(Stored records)
## start

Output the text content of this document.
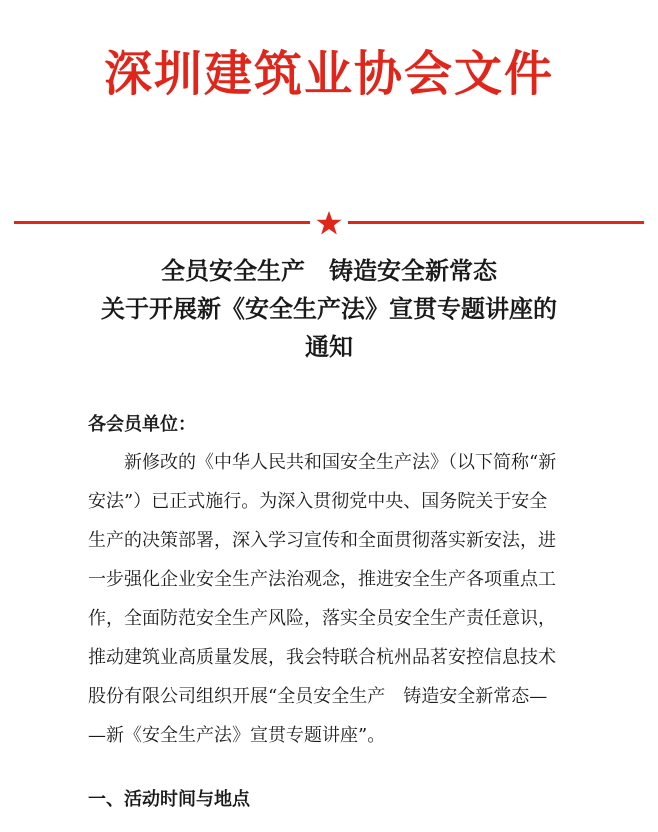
深圳建筑业协会文件
全员安全生产　铸造安全新常态
关于开展新《安全生产法》宣贯专题讲座的
通知
各会员单位：
新修改的《中华人民共和国安全生产法》（以下简称“新
安法”）已正式施行。为深入贯彻党中央、国务院关于安全
生产的决策部署，深入学习宣传和全面贯彻落实新安法，进
一步强化企业安全生产法治观念，推进安全生产各项重点工
作，全面防范安全生产风险，落实全员安全生产责任意识，
推动建筑业高质量发展，我会特联合杭州品茗安控信息技术
股份有限公司组织开展“全员安全生产　铸造安全新常态—
—新《安全生产法》宣贯专题讲座”。
一、活动时间与地点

## end

Each line of the data is to be duplicated exactly; pictures stay out of the copy.

Output the text content of this document.
深圳建筑业协会文件
全员安全生产　铸造安全新常态
关于开展新《安全生产法》宣贯专题讲座的
通知
各会员单位：
新修改的《中华人民共和国安全生产法》（以下简称“新
安法”）已正式施行。为深入贯彻党中央、国务院关于安全
生产的决策部署，深入学习宣传和全面贯彻落实新安法，进
一步强化企业安全生产法治观念，推进安全生产各项重点工
作，全面防范安全生产风险，落实全员安全生产责任意识，
推动建筑业高质量发展，我会特联合杭州品茗安控信息技术
股份有限公司组织开展“全员安全生产　铸造安全新常态—
—新《安全生产法》宣贯专题讲座”。
一、活动时间与地点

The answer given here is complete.